Tally the lines below that contain the word "balki", and give only that number.

▬▬▬▬▬▬

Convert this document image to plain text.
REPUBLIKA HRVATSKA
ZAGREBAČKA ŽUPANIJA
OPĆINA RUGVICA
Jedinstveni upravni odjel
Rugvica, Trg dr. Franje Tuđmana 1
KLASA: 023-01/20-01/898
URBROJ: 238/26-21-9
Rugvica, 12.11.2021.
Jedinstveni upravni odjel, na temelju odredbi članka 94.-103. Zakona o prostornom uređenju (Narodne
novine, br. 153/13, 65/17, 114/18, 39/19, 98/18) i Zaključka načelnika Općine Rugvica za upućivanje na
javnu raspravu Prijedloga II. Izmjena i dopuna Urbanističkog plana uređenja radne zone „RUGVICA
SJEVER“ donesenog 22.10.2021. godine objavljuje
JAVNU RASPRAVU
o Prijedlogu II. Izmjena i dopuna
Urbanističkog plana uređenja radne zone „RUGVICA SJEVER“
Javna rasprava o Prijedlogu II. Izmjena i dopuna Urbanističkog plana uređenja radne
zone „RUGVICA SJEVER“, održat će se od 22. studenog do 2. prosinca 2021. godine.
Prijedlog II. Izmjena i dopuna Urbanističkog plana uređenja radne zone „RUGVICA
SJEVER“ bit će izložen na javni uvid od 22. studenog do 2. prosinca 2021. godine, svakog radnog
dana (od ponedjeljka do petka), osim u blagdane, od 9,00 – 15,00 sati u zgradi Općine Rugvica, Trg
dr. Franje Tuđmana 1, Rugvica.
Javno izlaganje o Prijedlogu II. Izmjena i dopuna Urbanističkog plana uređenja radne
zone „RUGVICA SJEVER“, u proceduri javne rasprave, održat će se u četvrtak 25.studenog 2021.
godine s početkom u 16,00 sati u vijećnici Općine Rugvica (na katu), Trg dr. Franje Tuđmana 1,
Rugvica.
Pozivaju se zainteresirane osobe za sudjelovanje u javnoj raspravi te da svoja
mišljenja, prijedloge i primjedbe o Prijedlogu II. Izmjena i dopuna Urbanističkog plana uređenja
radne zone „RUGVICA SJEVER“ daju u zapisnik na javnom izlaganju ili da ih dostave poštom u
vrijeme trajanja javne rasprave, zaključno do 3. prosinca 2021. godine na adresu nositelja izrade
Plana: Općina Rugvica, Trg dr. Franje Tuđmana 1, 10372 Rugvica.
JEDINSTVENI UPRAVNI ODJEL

▬▬▬▬▬▬

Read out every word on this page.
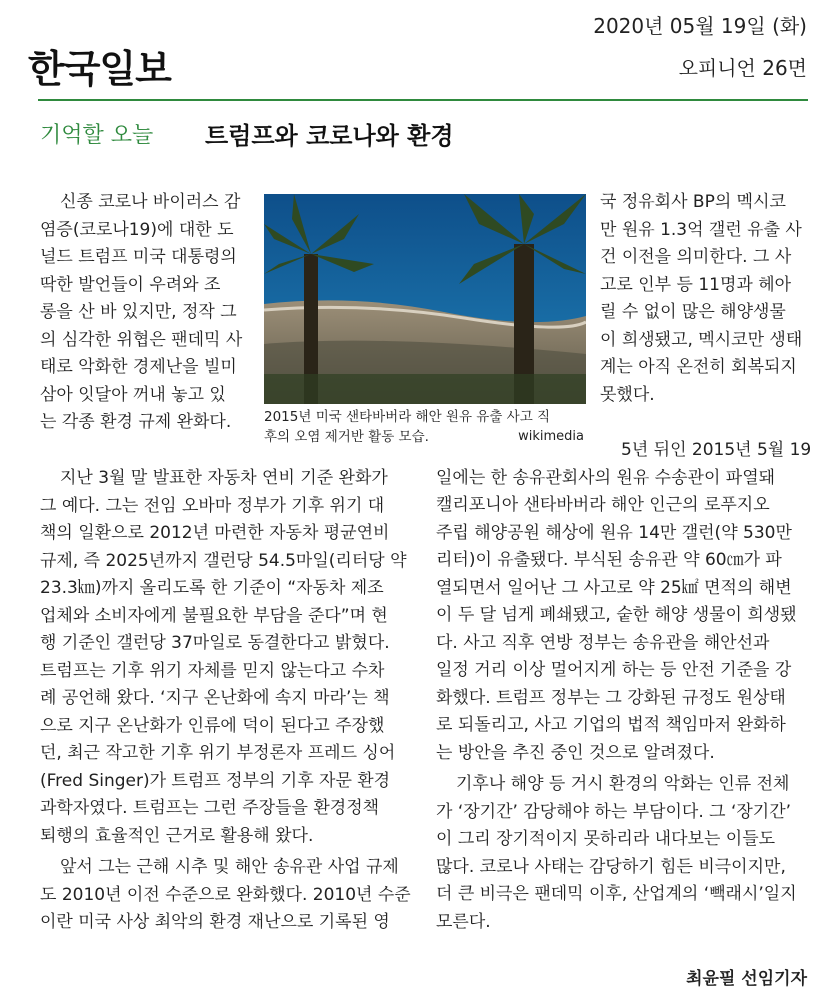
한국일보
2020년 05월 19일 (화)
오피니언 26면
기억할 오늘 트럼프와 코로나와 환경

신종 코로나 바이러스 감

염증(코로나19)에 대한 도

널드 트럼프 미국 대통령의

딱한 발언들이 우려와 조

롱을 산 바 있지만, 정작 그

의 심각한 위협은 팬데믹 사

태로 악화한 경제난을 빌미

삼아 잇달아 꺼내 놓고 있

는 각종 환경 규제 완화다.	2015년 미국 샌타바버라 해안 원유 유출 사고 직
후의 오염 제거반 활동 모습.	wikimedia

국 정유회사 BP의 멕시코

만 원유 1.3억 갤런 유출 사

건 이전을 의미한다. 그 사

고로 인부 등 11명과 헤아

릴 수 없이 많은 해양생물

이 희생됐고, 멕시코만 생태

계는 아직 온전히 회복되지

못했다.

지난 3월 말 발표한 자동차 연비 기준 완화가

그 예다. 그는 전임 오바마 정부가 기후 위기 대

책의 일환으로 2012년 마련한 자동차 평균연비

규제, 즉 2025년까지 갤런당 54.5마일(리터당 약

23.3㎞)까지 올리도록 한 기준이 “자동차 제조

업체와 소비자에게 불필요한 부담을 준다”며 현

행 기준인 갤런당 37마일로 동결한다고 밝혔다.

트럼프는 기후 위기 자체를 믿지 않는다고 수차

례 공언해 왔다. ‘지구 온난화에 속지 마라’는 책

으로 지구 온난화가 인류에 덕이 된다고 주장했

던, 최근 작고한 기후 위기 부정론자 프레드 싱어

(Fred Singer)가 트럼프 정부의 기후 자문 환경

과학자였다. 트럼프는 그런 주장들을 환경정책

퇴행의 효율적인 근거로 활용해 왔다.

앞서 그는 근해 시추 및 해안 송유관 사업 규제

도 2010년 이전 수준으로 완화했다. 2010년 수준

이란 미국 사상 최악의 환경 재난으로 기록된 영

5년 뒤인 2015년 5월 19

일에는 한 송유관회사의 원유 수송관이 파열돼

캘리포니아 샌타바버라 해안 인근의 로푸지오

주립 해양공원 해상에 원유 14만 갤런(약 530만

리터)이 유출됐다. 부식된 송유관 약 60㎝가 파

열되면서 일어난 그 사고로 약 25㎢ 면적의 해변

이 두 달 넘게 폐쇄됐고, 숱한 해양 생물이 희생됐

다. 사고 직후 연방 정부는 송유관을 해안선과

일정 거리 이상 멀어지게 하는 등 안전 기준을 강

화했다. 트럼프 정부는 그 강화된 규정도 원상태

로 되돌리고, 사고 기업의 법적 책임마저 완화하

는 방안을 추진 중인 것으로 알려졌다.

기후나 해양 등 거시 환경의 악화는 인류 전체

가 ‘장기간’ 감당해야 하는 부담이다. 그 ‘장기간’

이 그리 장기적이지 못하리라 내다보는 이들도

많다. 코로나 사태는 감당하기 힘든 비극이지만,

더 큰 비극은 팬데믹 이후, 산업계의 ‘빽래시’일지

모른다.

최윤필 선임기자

▬▬▬▬▬▬

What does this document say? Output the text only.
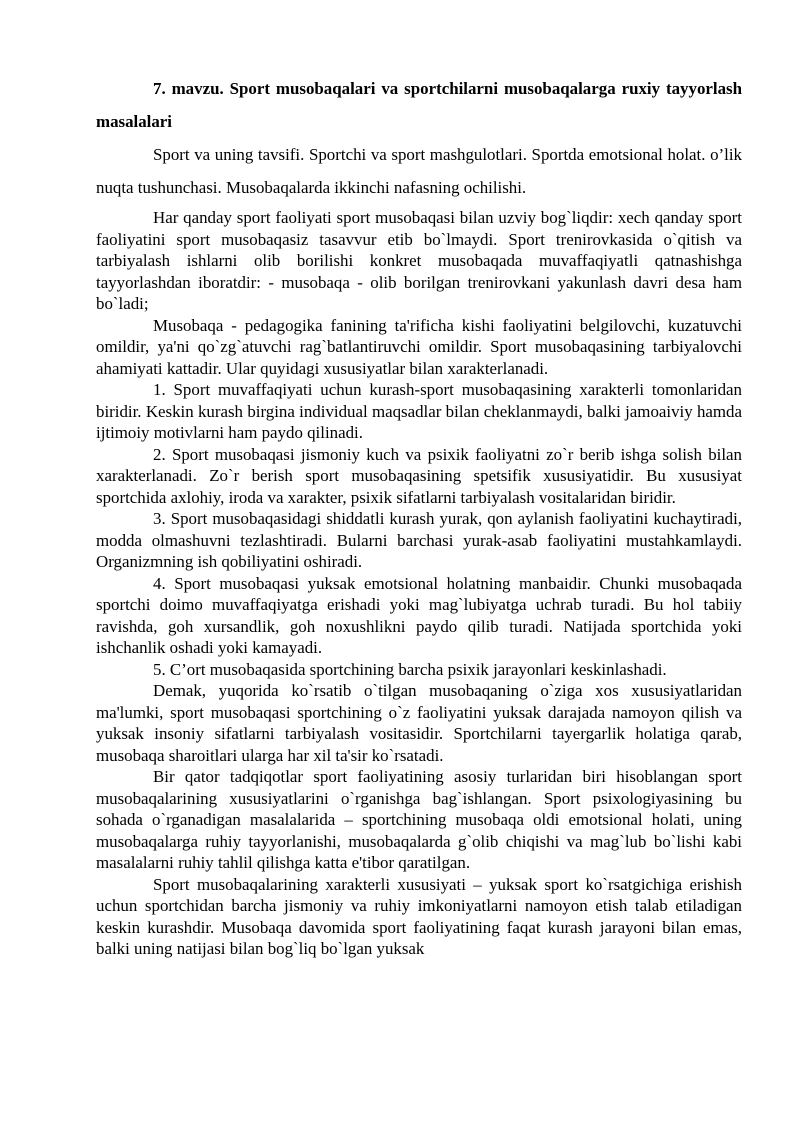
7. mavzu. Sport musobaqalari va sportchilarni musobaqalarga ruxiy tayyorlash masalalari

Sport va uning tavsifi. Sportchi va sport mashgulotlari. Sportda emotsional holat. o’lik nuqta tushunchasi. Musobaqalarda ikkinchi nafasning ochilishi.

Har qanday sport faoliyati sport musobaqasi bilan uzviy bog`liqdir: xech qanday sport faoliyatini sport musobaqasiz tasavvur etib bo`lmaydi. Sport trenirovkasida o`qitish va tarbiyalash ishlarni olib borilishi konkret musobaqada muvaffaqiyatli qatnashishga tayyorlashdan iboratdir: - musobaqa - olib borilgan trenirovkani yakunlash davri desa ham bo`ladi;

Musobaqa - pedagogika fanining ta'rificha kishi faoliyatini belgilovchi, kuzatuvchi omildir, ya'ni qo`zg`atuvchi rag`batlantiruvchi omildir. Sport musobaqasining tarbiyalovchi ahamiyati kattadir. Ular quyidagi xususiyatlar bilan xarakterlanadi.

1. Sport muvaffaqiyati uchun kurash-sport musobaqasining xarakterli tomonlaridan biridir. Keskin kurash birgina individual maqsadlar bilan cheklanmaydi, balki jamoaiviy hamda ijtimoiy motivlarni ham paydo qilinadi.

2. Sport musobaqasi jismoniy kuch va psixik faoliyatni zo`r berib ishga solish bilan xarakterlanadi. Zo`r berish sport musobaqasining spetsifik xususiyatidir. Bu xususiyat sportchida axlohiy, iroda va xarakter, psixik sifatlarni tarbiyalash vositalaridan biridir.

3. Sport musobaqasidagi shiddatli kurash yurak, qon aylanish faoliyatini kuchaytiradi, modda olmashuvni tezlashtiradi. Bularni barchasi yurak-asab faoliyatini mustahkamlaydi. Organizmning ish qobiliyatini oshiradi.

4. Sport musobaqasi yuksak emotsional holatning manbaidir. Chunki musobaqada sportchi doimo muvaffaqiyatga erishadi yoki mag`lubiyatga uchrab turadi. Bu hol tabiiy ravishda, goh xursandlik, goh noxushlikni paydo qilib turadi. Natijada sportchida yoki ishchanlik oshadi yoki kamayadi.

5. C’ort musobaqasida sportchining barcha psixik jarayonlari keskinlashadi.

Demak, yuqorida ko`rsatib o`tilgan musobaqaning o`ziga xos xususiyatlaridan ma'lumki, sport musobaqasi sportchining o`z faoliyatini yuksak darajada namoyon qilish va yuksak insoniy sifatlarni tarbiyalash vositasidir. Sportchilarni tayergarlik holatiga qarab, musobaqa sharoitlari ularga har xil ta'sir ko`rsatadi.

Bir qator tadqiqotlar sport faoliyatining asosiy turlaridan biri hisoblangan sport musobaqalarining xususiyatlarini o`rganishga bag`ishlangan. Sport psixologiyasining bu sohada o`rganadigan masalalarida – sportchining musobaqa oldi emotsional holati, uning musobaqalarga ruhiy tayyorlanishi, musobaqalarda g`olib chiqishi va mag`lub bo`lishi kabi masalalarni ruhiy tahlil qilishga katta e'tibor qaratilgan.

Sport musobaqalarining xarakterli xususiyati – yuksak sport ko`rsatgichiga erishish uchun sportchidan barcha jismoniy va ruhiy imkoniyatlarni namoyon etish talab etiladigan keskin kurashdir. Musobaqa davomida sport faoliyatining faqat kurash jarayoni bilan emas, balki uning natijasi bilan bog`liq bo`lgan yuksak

▬▬▬▬▬▬

• [Solved exercise]:
2